- **Work to be completed**
Reproduce every entry that follows word for word, but omit the images.

-- BEGIN Data shown --

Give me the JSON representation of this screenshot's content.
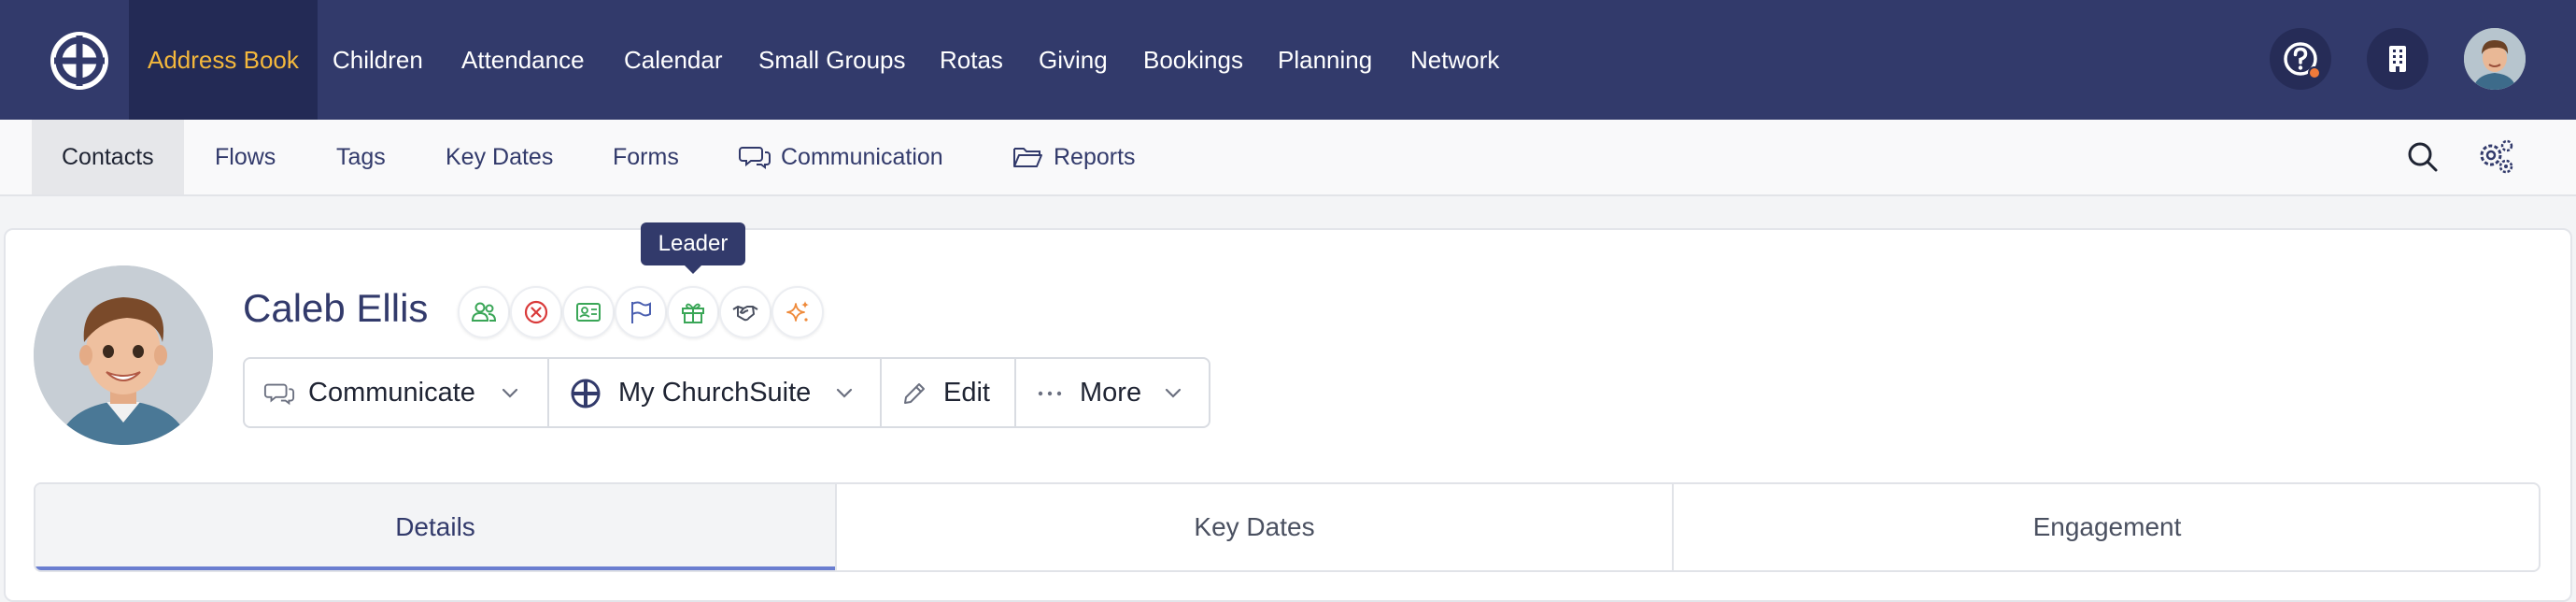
{
  "topnav": {
    "items": [
      {
        "label": "Address Book",
        "active": true
      },
      {
        "label": "Children"
      },
      {
        "label": "Attendance"
      },
      {
        "label": "Calendar"
      },
      {
        "label": "Small Groups"
      },
      {
        "label": "Rotas"
      },
      {
        "label": "Giving"
      },
      {
        "label": "Bookings"
      },
      {
        "label": "Planning"
      },
      {
        "label": "Network"
      }
    ],
    "icons": [
      "help-icon",
      "building-icon",
      "user-avatar"
    ],
    "notification_color": "#f07a3a"
  },
  "subnav": {
    "items": [
      {
        "label": "Contacts",
        "active": true
      },
      {
        "label": "Flows"
      },
      {
        "label": "Tags"
      },
      {
        "label": "Key Dates"
      },
      {
        "label": "Forms"
      },
      {
        "label": "Communication",
        "icon": "chat-icon"
      },
      {
        "label": "Reports",
        "icon": "folder-icon"
      }
    ],
    "right_icons": [
      "search-icon",
      "settings-icon"
    ]
  },
  "profile": {
    "name": "Caleb Ellis",
    "tooltip": "Leader",
    "badges": [
      {
        "icon": "people-icon",
        "color": "#3aa657"
      },
      {
        "icon": "x-circle-icon",
        "color": "#d93a3a"
      },
      {
        "icon": "id-card-icon",
        "color": "#3aa657"
      },
      {
        "icon": "flag-icon",
        "color": "#4a5fb0"
      },
      {
        "icon": "gift-icon",
        "color": "#3aa657"
      },
      {
        "icon": "handshake-icon",
        "color": "#4a5060"
      },
      {
        "icon": "sparkles-icon",
        "color": "#ef8a3a"
      }
    ]
  },
  "actions": {
    "communicate": "Communicate",
    "mychurchsuite": "My ChurchSuite",
    "edit": "Edit",
    "more": "More"
  },
  "tabs": [
    {
      "label": "Details",
      "active": true
    },
    {
      "label": "Key Dates"
    },
    {
      "label": "Engagement"
    }
  ],
  "colors": {
    "primary": "#323a6b",
    "accent": "#f4b83c",
    "tab_indicator": "#6a7ed0"
  }
}
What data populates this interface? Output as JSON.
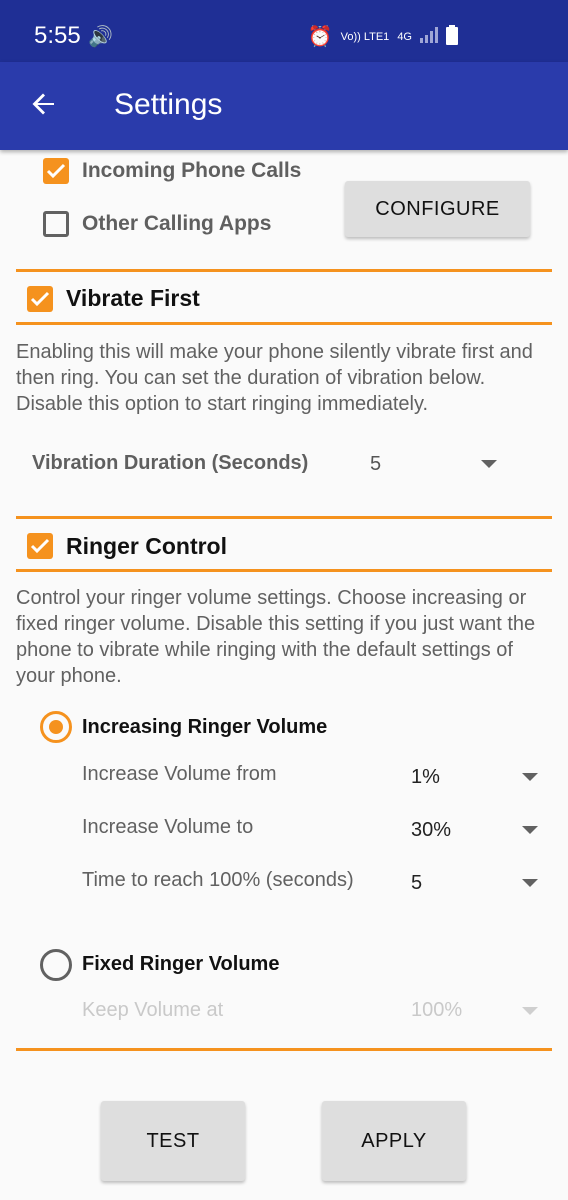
{
  "status_bar": {
    "time": "5:55",
    "network": "Vo)) LTE1",
    "net_type": "4G"
  },
  "app_bar": {
    "title": "Settings"
  },
  "calls": {
    "incoming_label": "Incoming Phone Calls",
    "other_label": "Other Calling Apps",
    "configure_label": "CONFIGURE"
  },
  "vibrate": {
    "title": "Vibrate First",
    "description": "Enabling this will make your phone silently vibrate first and then ring. You can set the duration of vibration below. Disable this option to start ringing immediately.",
    "duration_label": "Vibration Duration (Seconds)",
    "duration_value": "5"
  },
  "ringer": {
    "title": "Ringer Control",
    "description": "Control your ringer volume settings. Choose increasing or fixed ringer volume. Disable this setting if you just want the phone to vibrate while ringing with the default settings of your phone.",
    "increasing_label": "Increasing Ringer Volume",
    "from_label": "Increase Volume from",
    "from_value": "1%",
    "to_label": "Increase Volume to",
    "to_value": "30%",
    "time_label": "Time to reach 100% (seconds)",
    "time_value": "5",
    "fixed_label": "Fixed Ringer Volume",
    "keep_label": "Keep Volume at",
    "keep_value": "100%"
  },
  "actions": {
    "test_label": "TEST",
    "apply_label": "APPLY"
  },
  "colors": {
    "accent": "#f5921e",
    "appbar": "#2a3bab",
    "statusbar": "#1f2f95"
  }
}
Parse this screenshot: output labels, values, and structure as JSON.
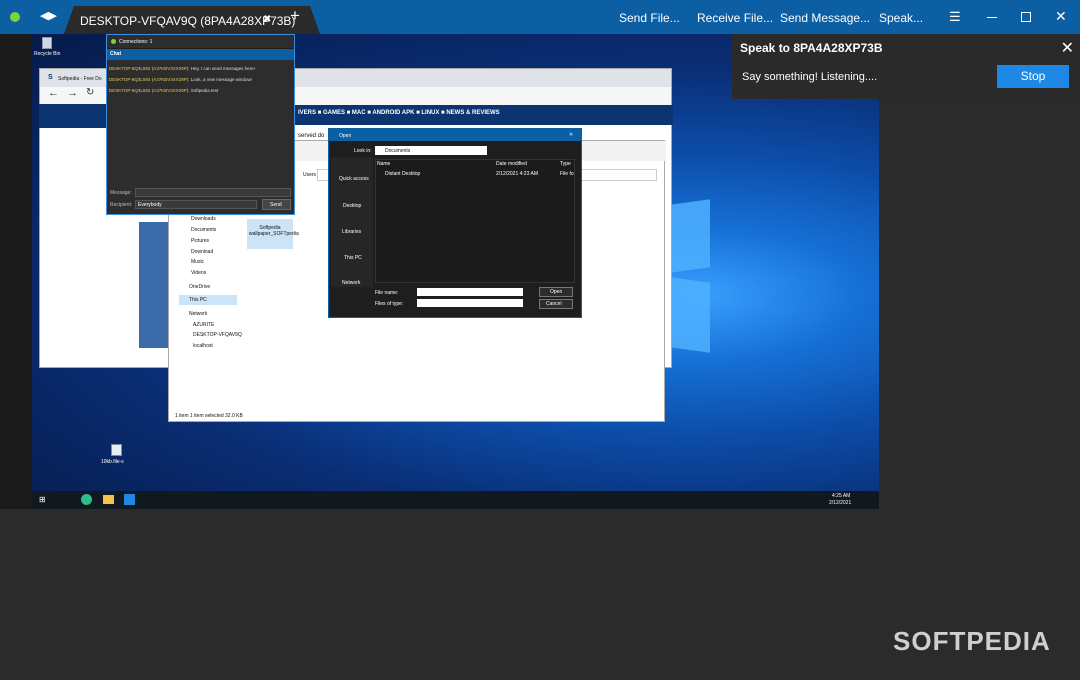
{
  "app": {
    "tab_title": "DESKTOP-VFQAV9Q (8PA4A28XP73B)",
    "tab_close": "✖",
    "new_tab": "+",
    "menu": [
      "Send File...",
      "Receive File...",
      "Send Message...",
      "Speak..."
    ],
    "status_color": "#7cd33a",
    "accent": "#0d5fa3"
  },
  "speak_panel": {
    "title": "Speak to 8PA4A28XP73B",
    "message": "Say something! Listening....",
    "stop_label": "Stop",
    "close": "✕"
  },
  "remote": {
    "desktop_icon_label": "Recycle Bin",
    "chat": {
      "connections": "Connections: 1",
      "title": "Chat",
      "lines": [
        {
          "name": "DESKTOP-8Q3L593 (A37KBV3XX29P):",
          "text": " Hey, I can send messages here!"
        },
        {
          "name": "DESKTOP-8Q3L593 (A37KBV3XX29P):",
          "text": " Look, a new message window!"
        },
        {
          "name": "DESKTOP-8Q3L593 (A37KBV3XX29P):",
          "text": " Softpedia test"
        }
      ],
      "message_label": "Message:",
      "recipient_label": "Recipient:",
      "recipient_value": "Everybody",
      "send_label": "Send"
    },
    "browser": {
      "tab": "Softpedia - Free Do",
      "nav_items": "IVERS  ■ GAMES  ■ MAC  ■ ANDROID APK  ■ LINUX  ■ NEWS & REVIEWS",
      "served": "served do"
    },
    "explorer": {
      "breadcrumb": "Users",
      "sidebar": [
        "Downloads",
        "Documents",
        "Pictures",
        "Download",
        "Music",
        "Videos",
        "OneDrive",
        "This PC",
        "Network",
        "AZURITE",
        "DESKTOP-VFQAV9Q",
        "localhost"
      ],
      "file_label": "Softpedia wallpaper_SOFTpedia",
      "status": "1 item     1 item selected  32.0 KB"
    },
    "open_dialog": {
      "title": "Open",
      "look_in_label": "Look in:",
      "look_in_value": "Documents",
      "places": [
        "Quick access",
        "Desktop",
        "Libraries",
        "This PC",
        "Network"
      ],
      "columns": [
        "Name",
        "Date modified",
        "Type"
      ],
      "rows": [
        {
          "name": "Distant Desktop",
          "date": "2/12/2021 4:23 AM",
          "type": "File fo"
        }
      ],
      "file_name_label": "File name:",
      "file_type_label": "Files of type:",
      "open_label": "Open",
      "cancel_label": "Cancel"
    },
    "taskbar": {
      "time": "4:25 AM",
      "date": "2/12/2021"
    },
    "desktop_file_label": "10kb.file-s"
  },
  "watermark": "SOFTPEDIA"
}
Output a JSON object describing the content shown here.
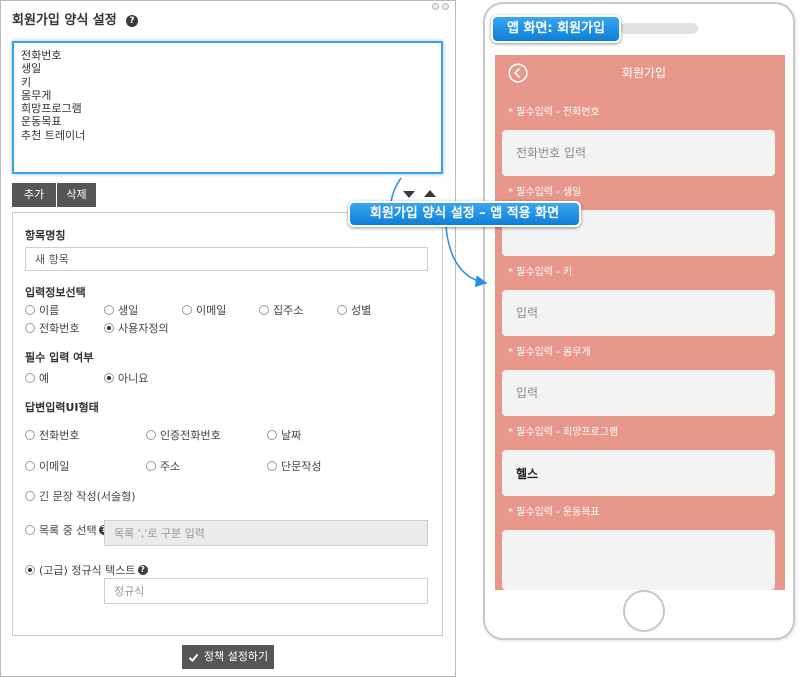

-- END Data shown --

- **Right answer**
Give me the JSON representation of this screenshot's content.
{
  "topnav": {
    "items": [
      {
        "label": "Address Book",
        "active": true
      },
      {
        "label": "Children"
      },
      {
        "label": "Attendance"
      },
      {
        "label": "Calendar"
      },
      {
        "label": "Small Groups"
      },
      {
        "label": "Rotas"
      },
      {
        "label": "Giving"
      },
      {
        "label": "Bookings"
      },
      {
        "label": "Planning"
      },
      {
        "label": "Network"
      }
    ],
    "icons": [
      "help-icon",
      "building-icon",
      "user-avatar"
    ],
    "notification_color": "#f07a3a"
  },
  "subnav": {
    "items": [
      {
        "label": "Contacts",
        "active": true
      },
      {
        "label": "Flows"
      },
      {
        "label": "Tags"
      },
      {
        "label": "Key Dates"
      },
      {
        "label": "Forms"
      },
      {
        "label": "Communication",
        "icon": "chat-icon"
      },
      {
        "label": "Reports",
        "icon": "folder-icon"
      }
    ],
    "right_icons": [
      "search-icon",
      "settings-icon"
    ]
  },
  "profile": {
    "name": "Caleb Ellis",
    "tooltip": "Leader",
    "badges": [
      {
        "icon": "people-icon",
        "color": "#3aa657"
      },
      {
        "icon": "x-circle-icon",
        "color": "#d93a3a"
      },
      {
        "icon": "id-card-icon",
        "color": "#3aa657"
      },
      {
        "icon": "flag-icon",
        "color": "#4a5fb0"
      },
      {
        "icon": "gift-icon",
        "color": "#3aa657"
      },
      {
        "icon": "handshake-icon",
        "color": "#4a5060"
      },
      {
        "icon": "sparkles-icon",
        "color": "#ef8a3a"
      }
    ]
  },
  "actions": {
    "communicate": "Communicate",
    "mychurchsuite": "My ChurchSuite",
    "edit": "Edit",
    "more": "More"
  },
  "tabs": [
    {
      "label": "Details",
      "active": true
    },
    {
      "label": "Key Dates"
    },
    {
      "label": "Engagement"
    }
  ],
  "colors": {
    "primary": "#323a6b",
    "accent": "#f4b83c",
    "tab_indicator": "#6a7ed0"
  }
}
What data populates this interface? Output as JSON.
{
  "status_bar": {
    "time": "5:55",
    "network": "Vo)) LTE1",
    "net_type": "4G"
  },
  "app_bar": {
    "title": "Settings"
  },
  "calls": {
    "incoming_label": "Incoming Phone Calls",
    "other_label": "Other Calling Apps",
    "configure_label": "CONFIGURE"
  },
  "vibrate": {
    "title": "Vibrate First",
    "description": "Enabling this will make your phone silently vibrate first and then ring. You can set the duration of vibration below. Disable this option to start ringing immediately.",
    "duration_label": "Vibration Duration (Seconds)",
    "duration_value": "5"
  },
  "ringer": {
    "title": "Ringer Control",
    "description": "Control your ringer volume settings. Choose increasing or fixed ringer volume. Disable this setting if you just want the phone to vibrate while ringing with the default settings of your phone.",
    "increasing_label": "Increasing Ringer Volume",
    "from_label": "Increase Volume from",
    "from_value": "1%",
    "to_label": "Increase Volume to",
    "to_value": "30%",
    "time_label": "Time to reach 100% (seconds)",
    "time_value": "5",
    "fixed_label": "Fixed Ringer Volume",
    "keep_label": "Keep Volume at",
    "keep_value": "100%"
  },
  "actions": {
    "test_label": "TEST",
    "apply_label": "APPLY"
  },
  "colors": {
    "accent": "#f5921e",
    "appbar": "#2a3bab",
    "statusbar": "#1f2f95"
  }
}
Parse this screenshot: output labels, values, and structure as JSON.
{
  "app": {
    "tab_title": "DESKTOP-VFQAV9Q (8PA4A28XP73B)",
    "tab_close": "✖",
    "new_tab": "+",
    "menu": [
      "Send File...",
      "Receive File...",
      "Send Message...",
      "Speak..."
    ],
    "status_color": "#7cd33a",
    "accent": "#0d5fa3"
  },
  "speak_panel": {
    "title": "Speak to 8PA4A28XP73B",
    "message": "Say something! Listening....",
    "stop_label": "Stop",
    "close": "✕"
  },
  "remote": {
    "desktop_icon_label": "Recycle Bin",
    "chat": {
      "connections": "Connections: 1",
      "title": "Chat",
      "lines": [
        {
          "name": "DESKTOP-8Q3L593 (A37KBV3XX29P):",
          "text": " Hey, I can send messages here!"
        },
        {
          "name": "DESKTOP-8Q3L593 (A37KBV3XX29P):",
          "text": " Look, a new message window!"
        },
        {
          "name": "DESKTOP-8Q3L593 (A37KBV3XX29P):",
          "text": " Softpedia test"
        }
      ],
      "message_label": "Message:",
      "recipient_label": "Recipient:",
      "recipient_value": "Everybody",
      "send_label": "Send"
    },
    "browser": {
      "tab": "Softpedia - Free Do",
      "nav_items": "IVERS  ■ GAMES  ■ MAC  ■ ANDROID APK  ■ LINUX  ■ NEWS & REVIEWS",
      "served": "served do"
    },
    "explorer": {
      "breadcrumb": "Users",
      "sidebar": [
        "Downloads",
        "Documents",
        "Pictures",
        "Download",
        "Music",
        "Videos",
        "OneDrive",
        "This PC",
        "Network",
        "AZURITE",
        "DESKTOP-VFQAV9Q",
        "localhost"
      ],
      "file_label": "Softpedia wallpaper_SOFTpedia",
      "status": "1 item     1 item selected  32.0 KB"
    },
    "open_dialog": {
      "title": "Open",
      "look_in_label": "Look in:",
      "look_in_value": "Documents",
      "places": [
        "Quick access",
        "Desktop",
        "Libraries",
        "This PC",
        "Network"
      ],
      "columns": [
        "Name",
        "Date modified",
        "Type"
      ],
      "rows": [
        {
          "name": "Distant Desktop",
          "date": "2/12/2021 4:23 AM",
          "type": "File fo"
        }
      ],
      "file_name_label": "File name:",
      "file_type_label": "Files of type:",
      "open_label": "Open",
      "cancel_label": "Cancel"
    },
    "taskbar": {
      "time": "4:25 AM",
      "date": "2/12/2021"
    },
    "desktop_file_label": "10kb.file-s"
  },
  "watermark": "SOFTPEDIA"
}
Output a JSON object describing the content shown here.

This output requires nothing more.